Dataset items:
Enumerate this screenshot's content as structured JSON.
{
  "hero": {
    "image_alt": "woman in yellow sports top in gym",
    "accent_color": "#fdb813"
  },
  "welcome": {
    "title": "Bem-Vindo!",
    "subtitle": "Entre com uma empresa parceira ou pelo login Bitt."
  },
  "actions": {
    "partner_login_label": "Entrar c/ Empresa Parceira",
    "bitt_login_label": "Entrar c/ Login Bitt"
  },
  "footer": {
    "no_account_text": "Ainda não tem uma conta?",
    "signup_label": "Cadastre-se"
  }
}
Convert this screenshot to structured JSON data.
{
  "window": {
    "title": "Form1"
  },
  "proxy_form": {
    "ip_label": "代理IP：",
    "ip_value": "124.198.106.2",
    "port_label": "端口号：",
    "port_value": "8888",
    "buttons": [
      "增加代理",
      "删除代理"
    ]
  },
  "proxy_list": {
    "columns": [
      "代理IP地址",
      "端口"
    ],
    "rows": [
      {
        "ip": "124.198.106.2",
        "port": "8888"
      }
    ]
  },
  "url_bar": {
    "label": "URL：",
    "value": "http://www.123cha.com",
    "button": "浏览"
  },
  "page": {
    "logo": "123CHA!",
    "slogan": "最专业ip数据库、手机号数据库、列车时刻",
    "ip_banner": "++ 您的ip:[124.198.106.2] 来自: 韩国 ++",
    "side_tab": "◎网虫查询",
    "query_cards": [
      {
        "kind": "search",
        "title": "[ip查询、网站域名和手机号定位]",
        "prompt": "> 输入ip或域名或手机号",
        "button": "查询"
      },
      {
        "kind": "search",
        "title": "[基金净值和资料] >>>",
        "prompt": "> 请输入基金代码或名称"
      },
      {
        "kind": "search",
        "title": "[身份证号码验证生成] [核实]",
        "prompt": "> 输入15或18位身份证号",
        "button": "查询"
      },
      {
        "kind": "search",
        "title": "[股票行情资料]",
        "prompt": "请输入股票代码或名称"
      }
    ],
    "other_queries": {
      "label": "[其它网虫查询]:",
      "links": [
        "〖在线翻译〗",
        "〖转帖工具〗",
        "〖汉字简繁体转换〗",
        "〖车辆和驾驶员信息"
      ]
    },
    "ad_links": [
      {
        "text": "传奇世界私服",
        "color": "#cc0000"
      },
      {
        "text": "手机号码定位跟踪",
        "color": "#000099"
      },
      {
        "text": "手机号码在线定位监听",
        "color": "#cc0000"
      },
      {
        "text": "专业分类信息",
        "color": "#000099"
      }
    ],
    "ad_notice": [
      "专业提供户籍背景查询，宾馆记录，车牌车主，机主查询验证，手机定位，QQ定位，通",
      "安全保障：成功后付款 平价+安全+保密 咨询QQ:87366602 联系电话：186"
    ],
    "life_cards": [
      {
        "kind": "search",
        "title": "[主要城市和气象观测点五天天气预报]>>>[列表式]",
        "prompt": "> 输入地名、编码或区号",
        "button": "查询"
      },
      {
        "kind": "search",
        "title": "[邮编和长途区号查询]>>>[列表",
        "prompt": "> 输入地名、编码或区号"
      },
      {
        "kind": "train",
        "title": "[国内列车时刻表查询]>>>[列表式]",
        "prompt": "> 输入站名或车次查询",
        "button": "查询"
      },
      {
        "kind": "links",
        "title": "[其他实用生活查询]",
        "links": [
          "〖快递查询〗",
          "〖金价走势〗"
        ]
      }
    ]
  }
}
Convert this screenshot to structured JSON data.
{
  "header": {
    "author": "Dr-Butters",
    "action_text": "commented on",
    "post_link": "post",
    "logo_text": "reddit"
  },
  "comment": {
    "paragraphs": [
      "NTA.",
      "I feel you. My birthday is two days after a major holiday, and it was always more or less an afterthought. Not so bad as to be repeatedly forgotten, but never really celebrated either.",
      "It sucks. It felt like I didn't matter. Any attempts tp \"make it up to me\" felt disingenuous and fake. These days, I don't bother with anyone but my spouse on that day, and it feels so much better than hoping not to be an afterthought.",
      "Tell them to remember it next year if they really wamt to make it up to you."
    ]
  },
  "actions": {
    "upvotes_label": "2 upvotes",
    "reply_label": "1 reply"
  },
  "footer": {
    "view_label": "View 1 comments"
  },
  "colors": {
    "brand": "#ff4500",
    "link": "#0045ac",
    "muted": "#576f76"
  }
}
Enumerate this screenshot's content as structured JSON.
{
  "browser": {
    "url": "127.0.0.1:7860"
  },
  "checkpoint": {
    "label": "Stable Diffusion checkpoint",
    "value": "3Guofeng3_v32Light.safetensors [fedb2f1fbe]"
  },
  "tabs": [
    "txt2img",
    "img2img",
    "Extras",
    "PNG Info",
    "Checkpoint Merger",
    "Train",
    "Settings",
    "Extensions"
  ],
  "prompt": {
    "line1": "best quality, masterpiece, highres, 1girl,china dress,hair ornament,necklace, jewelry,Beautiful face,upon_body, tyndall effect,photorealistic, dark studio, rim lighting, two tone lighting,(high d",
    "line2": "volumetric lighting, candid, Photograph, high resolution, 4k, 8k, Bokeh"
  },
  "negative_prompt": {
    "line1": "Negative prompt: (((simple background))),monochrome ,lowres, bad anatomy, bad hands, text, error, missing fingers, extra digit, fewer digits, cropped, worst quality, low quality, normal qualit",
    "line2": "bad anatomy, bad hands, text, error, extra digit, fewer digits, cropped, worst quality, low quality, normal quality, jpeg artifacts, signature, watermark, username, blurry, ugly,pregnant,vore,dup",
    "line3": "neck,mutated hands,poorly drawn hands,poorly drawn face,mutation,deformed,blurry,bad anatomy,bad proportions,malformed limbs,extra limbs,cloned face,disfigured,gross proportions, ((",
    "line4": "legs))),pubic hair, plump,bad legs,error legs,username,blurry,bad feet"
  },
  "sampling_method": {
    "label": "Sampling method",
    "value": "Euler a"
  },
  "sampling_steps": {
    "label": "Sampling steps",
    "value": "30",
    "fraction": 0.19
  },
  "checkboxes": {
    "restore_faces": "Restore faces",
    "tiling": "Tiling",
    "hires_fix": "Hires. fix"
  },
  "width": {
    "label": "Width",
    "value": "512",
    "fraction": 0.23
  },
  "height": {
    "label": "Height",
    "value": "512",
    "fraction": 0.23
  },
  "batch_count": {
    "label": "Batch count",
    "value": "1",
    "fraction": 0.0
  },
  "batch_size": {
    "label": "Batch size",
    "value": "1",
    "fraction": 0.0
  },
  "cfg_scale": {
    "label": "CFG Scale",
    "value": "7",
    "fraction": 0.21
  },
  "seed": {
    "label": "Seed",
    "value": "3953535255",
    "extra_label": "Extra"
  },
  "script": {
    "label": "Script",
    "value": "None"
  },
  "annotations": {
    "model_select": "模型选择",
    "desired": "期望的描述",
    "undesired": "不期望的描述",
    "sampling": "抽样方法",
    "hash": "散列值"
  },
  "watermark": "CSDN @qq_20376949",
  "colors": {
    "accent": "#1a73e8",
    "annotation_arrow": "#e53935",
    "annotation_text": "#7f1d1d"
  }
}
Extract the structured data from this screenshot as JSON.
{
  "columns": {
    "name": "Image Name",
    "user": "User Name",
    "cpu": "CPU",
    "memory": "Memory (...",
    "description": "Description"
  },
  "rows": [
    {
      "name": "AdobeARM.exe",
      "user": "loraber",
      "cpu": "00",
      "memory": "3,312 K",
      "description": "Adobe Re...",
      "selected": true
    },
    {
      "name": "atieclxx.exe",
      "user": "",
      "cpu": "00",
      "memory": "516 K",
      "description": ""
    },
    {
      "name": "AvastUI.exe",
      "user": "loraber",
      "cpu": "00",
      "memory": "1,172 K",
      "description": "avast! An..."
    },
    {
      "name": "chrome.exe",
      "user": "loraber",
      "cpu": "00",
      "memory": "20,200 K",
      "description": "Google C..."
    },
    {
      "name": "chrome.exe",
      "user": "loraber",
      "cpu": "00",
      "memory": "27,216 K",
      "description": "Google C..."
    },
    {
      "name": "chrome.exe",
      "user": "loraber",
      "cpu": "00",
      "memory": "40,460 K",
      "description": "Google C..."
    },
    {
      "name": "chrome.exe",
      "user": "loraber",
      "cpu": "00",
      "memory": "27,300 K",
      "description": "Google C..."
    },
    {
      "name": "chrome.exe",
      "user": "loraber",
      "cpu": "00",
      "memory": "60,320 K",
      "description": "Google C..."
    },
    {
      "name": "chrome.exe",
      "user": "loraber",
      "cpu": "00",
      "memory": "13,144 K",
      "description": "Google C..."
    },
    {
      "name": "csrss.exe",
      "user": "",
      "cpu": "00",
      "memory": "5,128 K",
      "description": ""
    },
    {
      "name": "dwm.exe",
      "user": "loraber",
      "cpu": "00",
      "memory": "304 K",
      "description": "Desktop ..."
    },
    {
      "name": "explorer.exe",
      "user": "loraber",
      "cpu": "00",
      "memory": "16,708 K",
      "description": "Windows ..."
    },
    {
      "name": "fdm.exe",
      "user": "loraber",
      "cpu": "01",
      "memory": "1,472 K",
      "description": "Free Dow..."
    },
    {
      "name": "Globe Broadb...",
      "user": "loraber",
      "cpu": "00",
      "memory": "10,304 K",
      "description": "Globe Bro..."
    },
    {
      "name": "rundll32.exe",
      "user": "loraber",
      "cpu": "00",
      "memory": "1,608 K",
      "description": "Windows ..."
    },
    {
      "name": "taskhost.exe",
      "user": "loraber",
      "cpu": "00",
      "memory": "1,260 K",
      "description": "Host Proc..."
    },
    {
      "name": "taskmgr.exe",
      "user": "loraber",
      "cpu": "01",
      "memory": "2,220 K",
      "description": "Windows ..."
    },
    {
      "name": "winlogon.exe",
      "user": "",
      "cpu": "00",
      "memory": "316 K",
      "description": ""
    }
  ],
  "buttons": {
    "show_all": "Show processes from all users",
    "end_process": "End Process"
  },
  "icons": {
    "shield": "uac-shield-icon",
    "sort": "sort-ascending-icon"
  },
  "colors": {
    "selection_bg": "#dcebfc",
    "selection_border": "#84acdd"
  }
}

■ Job
Report the number of lines that contain "Entrar", with no other words.

■ Solution
2